Given instruction: Leave out any picture and return the remaining listing below exactly as given.

Stored rows:
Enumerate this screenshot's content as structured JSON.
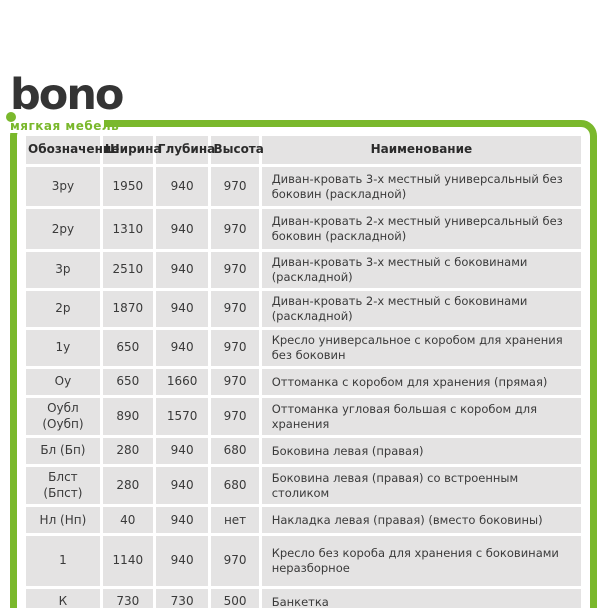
{
  "brand": {
    "logo_text": "bono",
    "tagline": "мягкая мебель",
    "accent_color": "#7ab82c",
    "logo_color": "#343434"
  },
  "table": {
    "headers": [
      "Обозначение",
      "Ширина",
      "Глубина",
      "Высота",
      "Наименование"
    ],
    "rows": [
      {
        "code": "3ру",
        "width": "1950",
        "depth": "940",
        "height": "970",
        "name": "Диван-кровать 3-х местный универсальный без боковин (раскладной)"
      },
      {
        "code": "2ру",
        "width": "1310",
        "depth": "940",
        "height": "970",
        "name": "Диван-кровать 2-х местный универсальный без боковин (раскладной)"
      },
      {
        "code": "3р",
        "width": "2510",
        "depth": "940",
        "height": "970",
        "name": "Диван-кровать 3-х местный с боковинами (раскладной)"
      },
      {
        "code": "2р",
        "width": "1870",
        "depth": "940",
        "height": "970",
        "name": "Диван-кровать 2-х местный с боковинами (раскладной)"
      },
      {
        "code": "1у",
        "width": "650",
        "depth": "940",
        "height": "970",
        "name": "Кресло универсальное с коробом для хранения без боковин"
      },
      {
        "code": "Оу",
        "width": "650",
        "depth": "1660",
        "height": "970",
        "name": "Оттоманка с коробом для хранения (прямая)"
      },
      {
        "code": "Оубл (Оубп)",
        "width": "890",
        "depth": "1570",
        "height": "970",
        "name": "Оттоманка угловая большая с коробом для хранения"
      },
      {
        "code": "Бл (Бп)",
        "width": "280",
        "depth": "940",
        "height": "680",
        "name": "Боковина левая (правая)"
      },
      {
        "code": "Блст (Бпст)",
        "width": "280",
        "depth": "940",
        "height": "680",
        "name": "Боковина левая (правая) со встроенным столиком"
      },
      {
        "code": "Нл (Нп)",
        "width": "40",
        "depth": "940",
        "height": "нет",
        "name": "Накладка левая (правая) (вместо боковины)"
      },
      {
        "code": "1",
        "width": "1140",
        "depth": "940",
        "height": "970",
        "name": "Кресло  без короба для хранения с боковинами неразборное"
      },
      {
        "code": "К",
        "width": "730",
        "depth": "730",
        "height": "500",
        "name": "Банкетка"
      }
    ]
  }
}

Reply:
Enumerate this screenshot's content as structured JSON.
{
  "brand": {
    "logo_text": "bono",
    "tagline": "мягкая мебель",
    "accent_color": "#7ab82c",
    "logo_color": "#343434"
  },
  "table": {
    "headers": [
      "Обозначение",
      "Ширина",
      "Глубина",
      "Высота",
      "Наименование"
    ],
    "rows": [
      {
        "code": "3ру",
        "width": "1950",
        "depth": "940",
        "height": "970",
        "name": "Диван-кровать 3-х местный универсальный без боковин (раскладной)"
      },
      {
        "code": "2ру",
        "width": "1310",
        "depth": "940",
        "height": "970",
        "name": "Диван-кровать 2-х местный универсальный без боковин (раскладной)"
      },
      {
        "code": "3р",
        "width": "2510",
        "depth": "940",
        "height": "970",
        "name": "Диван-кровать 3-х местный с боковинами (раскладной)"
      },
      {
        "code": "2р",
        "width": "1870",
        "depth": "940",
        "height": "970",
        "name": "Диван-кровать 2-х местный с боковинами (раскладной)"
      },
      {
        "code": "1у",
        "width": "650",
        "depth": "940",
        "height": "970",
        "name": "Кресло универсальное с коробом для хранения без боковин"
      },
      {
        "code": "Оу",
        "width": "650",
        "depth": "1660",
        "height": "970",
        "name": "Оттоманка с коробом для хранения (прямая)"
      },
      {
        "code": "Оубл (Оубп)",
        "width": "890",
        "depth": "1570",
        "height": "970",
        "name": "Оттоманка угловая большая с коробом для хранения"
      },
      {
        "code": "Бл (Бп)",
        "width": "280",
        "depth": "940",
        "height": "680",
        "name": "Боковина левая (правая)"
      },
      {
        "code": "Блст (Бпст)",
        "width": "280",
        "depth": "940",
        "height": "680",
        "name": "Боковина левая (правая) со встроенным столиком"
      },
      {
        "code": "Нл (Нп)",
        "width": "40",
        "depth": "940",
        "height": "нет",
        "name": "Накладка левая (правая) (вместо боковины)"
      },
      {
        "code": "1",
        "width": "1140",
        "depth": "940",
        "height": "970",
        "name": "Кресло  без короба для хранения с боковинами неразборное"
      },
      {
        "code": "К",
        "width": "730",
        "depth": "730",
        "height": "500",
        "name": "Банкетка"
      }
    ]
  }
}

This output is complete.